[Records from a dataset]
start

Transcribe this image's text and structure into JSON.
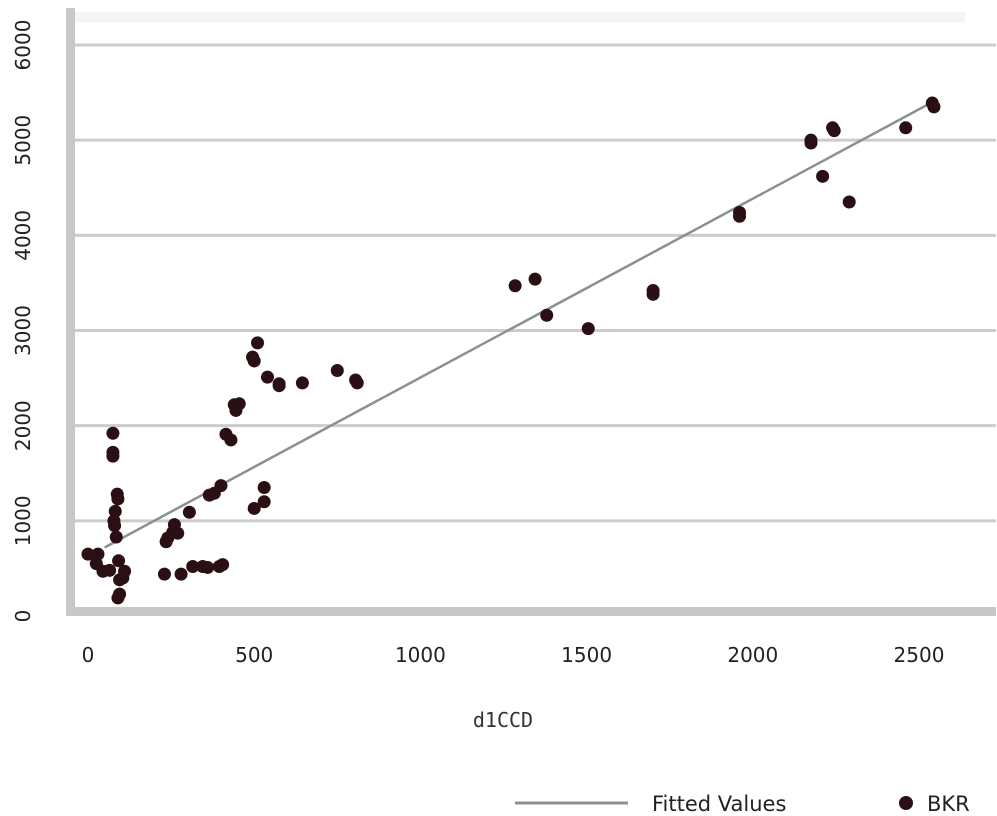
{
  "chart_data": {
    "type": "scatter",
    "xlabel": "d1CCD",
    "ylabel": "",
    "xlim": [
      -20,
      2640
    ],
    "ylim": [
      0,
      6150
    ],
    "x_ticks": [
      0,
      500,
      1000,
      1500,
      2000,
      2500
    ],
    "y_ticks": [
      0,
      1000,
      2000,
      3000,
      4000,
      5000,
      6000
    ],
    "grid": "horizontal",
    "legend_position": "bottom-right",
    "series": [
      {
        "name": "Fitted Values",
        "kind": "line",
        "color": "#8a9196",
        "points": [
          [
            50,
            720
          ],
          [
            2540,
            5400
          ]
        ]
      },
      {
        "name": "BKR",
        "kind": "scatter",
        "color": "#2a0f14",
        "points": [
          [
            0,
            650
          ],
          [
            25,
            550
          ],
          [
            30,
            650
          ],
          [
            45,
            470
          ],
          [
            65,
            480
          ],
          [
            75,
            1920
          ],
          [
            75,
            1720
          ],
          [
            75,
            1680
          ],
          [
            78,
            1000
          ],
          [
            80,
            950
          ],
          [
            82,
            1100
          ],
          [
            85,
            830
          ],
          [
            88,
            1280
          ],
          [
            90,
            1230
          ],
          [
            92,
            580
          ],
          [
            95,
            230
          ],
          [
            90,
            190
          ],
          [
            95,
            380
          ],
          [
            105,
            400
          ],
          [
            110,
            470
          ],
          [
            230,
            440
          ],
          [
            235,
            780
          ],
          [
            240,
            820
          ],
          [
            255,
            880
          ],
          [
            260,
            960
          ],
          [
            270,
            870
          ],
          [
            280,
            440
          ],
          [
            305,
            1090
          ],
          [
            315,
            520
          ],
          [
            345,
            520
          ],
          [
            360,
            510
          ],
          [
            365,
            1270
          ],
          [
            380,
            1290
          ],
          [
            395,
            520
          ],
          [
            400,
            1370
          ],
          [
            405,
            540
          ],
          [
            415,
            1910
          ],
          [
            430,
            1850
          ],
          [
            440,
            2220
          ],
          [
            445,
            2160
          ],
          [
            455,
            2230
          ],
          [
            495,
            2720
          ],
          [
            500,
            2680
          ],
          [
            510,
            2870
          ],
          [
            500,
            1130
          ],
          [
            530,
            1350
          ],
          [
            530,
            1200
          ],
          [
            540,
            2510
          ],
          [
            575,
            2420
          ],
          [
            575,
            2440
          ],
          [
            645,
            2450
          ],
          [
            750,
            2580
          ],
          [
            805,
            2480
          ],
          [
            810,
            2450
          ],
          [
            1285,
            3470
          ],
          [
            1345,
            3540
          ],
          [
            1380,
            3160
          ],
          [
            1505,
            3020
          ],
          [
            1700,
            3420
          ],
          [
            1700,
            3380
          ],
          [
            1960,
            4240
          ],
          [
            1960,
            4200
          ],
          [
            2175,
            5000
          ],
          [
            2175,
            4970
          ],
          [
            2210,
            4620
          ],
          [
            2240,
            5130
          ],
          [
            2245,
            5100
          ],
          [
            2290,
            4350
          ],
          [
            2460,
            5130
          ],
          [
            2540,
            5390
          ],
          [
            2545,
            5350
          ]
        ]
      }
    ]
  }
}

end

Go through the listing above and write it all out exactly, leaving out any picture.

**Final answer**
Transcribe this image's text and structure into JSON.
{
  "chart_data": {
    "type": "scatter",
    "xlabel": "d1CCD",
    "ylabel": "",
    "xlim": [
      -20,
      2640
    ],
    "ylim": [
      0,
      6150
    ],
    "x_ticks": [
      0,
      500,
      1000,
      1500,
      2000,
      2500
    ],
    "y_ticks": [
      0,
      1000,
      2000,
      3000,
      4000,
      5000,
      6000
    ],
    "grid": "horizontal",
    "legend_position": "bottom-right",
    "series": [
      {
        "name": "Fitted Values",
        "kind": "line",
        "color": "#8a9196",
        "points": [
          [
            50,
            720
          ],
          [
            2540,
            5400
          ]
        ]
      },
      {
        "name": "BKR",
        "kind": "scatter",
        "color": "#2a0f14",
        "points": [
          [
            0,
            650
          ],
          [
            25,
            550
          ],
          [
            30,
            650
          ],
          [
            45,
            470
          ],
          [
            65,
            480
          ],
          [
            75,
            1920
          ],
          [
            75,
            1720
          ],
          [
            75,
            1680
          ],
          [
            78,
            1000
          ],
          [
            80,
            950
          ],
          [
            82,
            1100
          ],
          [
            85,
            830
          ],
          [
            88,
            1280
          ],
          [
            90,
            1230
          ],
          [
            92,
            580
          ],
          [
            95,
            230
          ],
          [
            90,
            190
          ],
          [
            95,
            380
          ],
          [
            105,
            400
          ],
          [
            110,
            470
          ],
          [
            230,
            440
          ],
          [
            235,
            780
          ],
          [
            240,
            820
          ],
          [
            255,
            880
          ],
          [
            260,
            960
          ],
          [
            270,
            870
          ],
          [
            280,
            440
          ],
          [
            305,
            1090
          ],
          [
            315,
            520
          ],
          [
            345,
            520
          ],
          [
            360,
            510
          ],
          [
            365,
            1270
          ],
          [
            380,
            1290
          ],
          [
            395,
            520
          ],
          [
            400,
            1370
          ],
          [
            405,
            540
          ],
          [
            415,
            1910
          ],
          [
            430,
            1850
          ],
          [
            440,
            2220
          ],
          [
            445,
            2160
          ],
          [
            455,
            2230
          ],
          [
            495,
            2720
          ],
          [
            500,
            2680
          ],
          [
            510,
            2870
          ],
          [
            500,
            1130
          ],
          [
            530,
            1350
          ],
          [
            530,
            1200
          ],
          [
            540,
            2510
          ],
          [
            575,
            2420
          ],
          [
            575,
            2440
          ],
          [
            645,
            2450
          ],
          [
            750,
            2580
          ],
          [
            805,
            2480
          ],
          [
            810,
            2450
          ],
          [
            1285,
            3470
          ],
          [
            1345,
            3540
          ],
          [
            1380,
            3160
          ],
          [
            1505,
            3020
          ],
          [
            1700,
            3420
          ],
          [
            1700,
            3380
          ],
          [
            1960,
            4240
          ],
          [
            1960,
            4200
          ],
          [
            2175,
            5000
          ],
          [
            2175,
            4970
          ],
          [
            2210,
            4620
          ],
          [
            2240,
            5130
          ],
          [
            2245,
            5100
          ],
          [
            2290,
            4350
          ],
          [
            2460,
            5130
          ],
          [
            2540,
            5390
          ],
          [
            2545,
            5350
          ]
        ]
      }
    ]
  }
}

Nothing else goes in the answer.